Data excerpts
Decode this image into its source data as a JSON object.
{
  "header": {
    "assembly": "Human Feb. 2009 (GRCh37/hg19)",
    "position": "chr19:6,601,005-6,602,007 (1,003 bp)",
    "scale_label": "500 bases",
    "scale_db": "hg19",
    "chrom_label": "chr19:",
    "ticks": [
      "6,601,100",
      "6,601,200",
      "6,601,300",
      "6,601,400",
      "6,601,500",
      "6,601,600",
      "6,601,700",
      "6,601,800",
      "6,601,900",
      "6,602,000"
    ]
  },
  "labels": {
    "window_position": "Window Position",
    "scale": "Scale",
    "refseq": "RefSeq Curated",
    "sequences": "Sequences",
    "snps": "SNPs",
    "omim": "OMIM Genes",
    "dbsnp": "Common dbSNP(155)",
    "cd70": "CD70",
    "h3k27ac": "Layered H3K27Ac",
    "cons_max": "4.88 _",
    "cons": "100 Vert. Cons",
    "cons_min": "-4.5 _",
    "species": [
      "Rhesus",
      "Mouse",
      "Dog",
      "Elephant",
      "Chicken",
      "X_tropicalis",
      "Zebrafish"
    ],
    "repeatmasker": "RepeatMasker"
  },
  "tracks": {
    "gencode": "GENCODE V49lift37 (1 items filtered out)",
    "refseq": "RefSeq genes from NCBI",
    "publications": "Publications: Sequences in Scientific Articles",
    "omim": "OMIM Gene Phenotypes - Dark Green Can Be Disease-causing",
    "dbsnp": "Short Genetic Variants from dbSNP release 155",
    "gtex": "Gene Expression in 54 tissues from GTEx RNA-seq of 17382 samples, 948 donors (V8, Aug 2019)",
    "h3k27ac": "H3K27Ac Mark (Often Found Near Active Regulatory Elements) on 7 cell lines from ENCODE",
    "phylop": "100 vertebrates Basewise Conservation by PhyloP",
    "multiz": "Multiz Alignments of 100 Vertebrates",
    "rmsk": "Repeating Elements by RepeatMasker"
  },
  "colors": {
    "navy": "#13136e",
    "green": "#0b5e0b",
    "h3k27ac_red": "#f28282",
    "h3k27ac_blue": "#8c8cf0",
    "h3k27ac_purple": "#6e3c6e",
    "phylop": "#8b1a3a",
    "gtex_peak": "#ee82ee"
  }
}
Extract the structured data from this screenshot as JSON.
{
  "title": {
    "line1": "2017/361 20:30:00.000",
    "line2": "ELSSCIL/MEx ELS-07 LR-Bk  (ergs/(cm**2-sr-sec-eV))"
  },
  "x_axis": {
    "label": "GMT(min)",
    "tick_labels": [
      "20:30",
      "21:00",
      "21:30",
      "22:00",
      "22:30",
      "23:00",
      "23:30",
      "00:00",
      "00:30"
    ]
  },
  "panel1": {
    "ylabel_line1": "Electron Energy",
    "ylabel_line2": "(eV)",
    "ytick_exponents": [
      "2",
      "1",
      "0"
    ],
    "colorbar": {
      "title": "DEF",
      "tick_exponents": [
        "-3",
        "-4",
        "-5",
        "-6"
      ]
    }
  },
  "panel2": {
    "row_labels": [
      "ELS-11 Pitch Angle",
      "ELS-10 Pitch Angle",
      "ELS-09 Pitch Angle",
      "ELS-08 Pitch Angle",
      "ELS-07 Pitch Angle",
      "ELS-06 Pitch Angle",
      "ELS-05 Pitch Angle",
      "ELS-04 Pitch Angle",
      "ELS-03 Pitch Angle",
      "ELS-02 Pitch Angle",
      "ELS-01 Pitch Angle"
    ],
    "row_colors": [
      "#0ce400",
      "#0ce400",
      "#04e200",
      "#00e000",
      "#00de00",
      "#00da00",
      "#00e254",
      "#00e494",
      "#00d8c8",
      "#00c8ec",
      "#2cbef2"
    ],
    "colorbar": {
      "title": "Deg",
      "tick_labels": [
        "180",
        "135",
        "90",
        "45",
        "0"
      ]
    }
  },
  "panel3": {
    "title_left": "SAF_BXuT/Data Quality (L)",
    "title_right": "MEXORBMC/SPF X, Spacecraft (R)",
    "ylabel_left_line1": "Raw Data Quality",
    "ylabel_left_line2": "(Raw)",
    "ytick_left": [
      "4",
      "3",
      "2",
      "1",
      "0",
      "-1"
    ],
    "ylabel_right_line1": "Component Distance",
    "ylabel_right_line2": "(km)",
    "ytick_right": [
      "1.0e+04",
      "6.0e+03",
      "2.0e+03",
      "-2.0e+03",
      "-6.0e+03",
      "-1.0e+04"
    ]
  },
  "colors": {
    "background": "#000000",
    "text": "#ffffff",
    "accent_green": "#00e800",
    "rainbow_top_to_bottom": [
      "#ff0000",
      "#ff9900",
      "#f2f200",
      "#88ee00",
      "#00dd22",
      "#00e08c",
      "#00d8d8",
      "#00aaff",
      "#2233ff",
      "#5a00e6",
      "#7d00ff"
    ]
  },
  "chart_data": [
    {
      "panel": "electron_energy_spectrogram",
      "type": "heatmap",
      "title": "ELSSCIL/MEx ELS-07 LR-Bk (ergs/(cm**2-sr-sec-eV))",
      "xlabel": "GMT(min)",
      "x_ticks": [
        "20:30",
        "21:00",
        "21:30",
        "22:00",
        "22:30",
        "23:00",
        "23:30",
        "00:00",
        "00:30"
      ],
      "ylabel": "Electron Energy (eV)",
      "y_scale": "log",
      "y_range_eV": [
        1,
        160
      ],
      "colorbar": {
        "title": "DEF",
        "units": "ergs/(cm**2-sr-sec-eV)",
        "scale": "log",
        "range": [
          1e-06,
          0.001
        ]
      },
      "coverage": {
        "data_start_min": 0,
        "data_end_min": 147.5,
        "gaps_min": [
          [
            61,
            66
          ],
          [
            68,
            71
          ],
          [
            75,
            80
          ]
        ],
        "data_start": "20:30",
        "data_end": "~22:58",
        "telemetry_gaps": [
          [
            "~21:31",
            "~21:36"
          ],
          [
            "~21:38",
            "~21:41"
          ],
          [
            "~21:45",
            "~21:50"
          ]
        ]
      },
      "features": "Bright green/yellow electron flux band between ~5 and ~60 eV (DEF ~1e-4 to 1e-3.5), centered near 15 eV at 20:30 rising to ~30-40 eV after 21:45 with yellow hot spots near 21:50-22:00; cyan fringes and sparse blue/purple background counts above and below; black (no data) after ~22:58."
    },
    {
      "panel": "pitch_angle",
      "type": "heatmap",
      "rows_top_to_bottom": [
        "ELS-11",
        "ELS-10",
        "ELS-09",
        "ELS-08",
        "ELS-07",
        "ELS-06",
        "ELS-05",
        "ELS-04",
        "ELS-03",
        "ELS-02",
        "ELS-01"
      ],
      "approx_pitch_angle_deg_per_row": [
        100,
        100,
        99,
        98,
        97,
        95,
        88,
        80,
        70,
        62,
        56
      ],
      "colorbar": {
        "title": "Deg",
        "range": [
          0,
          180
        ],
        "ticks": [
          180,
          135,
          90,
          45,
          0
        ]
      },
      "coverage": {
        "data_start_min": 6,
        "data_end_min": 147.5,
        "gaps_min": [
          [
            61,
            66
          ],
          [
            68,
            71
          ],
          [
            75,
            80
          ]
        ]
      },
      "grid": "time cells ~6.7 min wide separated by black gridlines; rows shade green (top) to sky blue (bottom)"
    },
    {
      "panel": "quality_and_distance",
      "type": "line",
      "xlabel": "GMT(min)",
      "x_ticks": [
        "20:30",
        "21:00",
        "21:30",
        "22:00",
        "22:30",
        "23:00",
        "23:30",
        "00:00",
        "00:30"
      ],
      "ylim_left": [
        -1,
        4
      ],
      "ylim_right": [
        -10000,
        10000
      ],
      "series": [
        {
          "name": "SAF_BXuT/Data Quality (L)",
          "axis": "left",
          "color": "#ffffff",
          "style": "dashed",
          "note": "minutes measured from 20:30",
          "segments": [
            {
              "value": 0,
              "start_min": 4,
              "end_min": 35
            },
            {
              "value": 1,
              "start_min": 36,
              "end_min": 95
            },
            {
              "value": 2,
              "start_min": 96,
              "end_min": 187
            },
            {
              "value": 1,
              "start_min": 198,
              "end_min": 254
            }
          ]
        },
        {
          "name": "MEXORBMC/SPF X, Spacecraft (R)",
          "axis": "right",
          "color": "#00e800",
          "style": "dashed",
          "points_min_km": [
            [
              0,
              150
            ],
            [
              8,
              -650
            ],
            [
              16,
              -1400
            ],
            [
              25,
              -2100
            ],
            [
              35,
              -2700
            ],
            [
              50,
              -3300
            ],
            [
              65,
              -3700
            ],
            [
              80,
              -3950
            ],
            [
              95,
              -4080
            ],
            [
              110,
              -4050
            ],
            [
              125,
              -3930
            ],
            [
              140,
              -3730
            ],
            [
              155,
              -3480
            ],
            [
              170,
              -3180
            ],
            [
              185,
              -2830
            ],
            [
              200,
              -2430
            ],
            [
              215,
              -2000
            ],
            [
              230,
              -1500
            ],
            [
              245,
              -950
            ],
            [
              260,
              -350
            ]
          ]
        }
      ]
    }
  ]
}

#### [Problem statement]
Looking at the records above, count the lines where the word "JSON" appears. State only the number.

#### [Solution to this problem]
2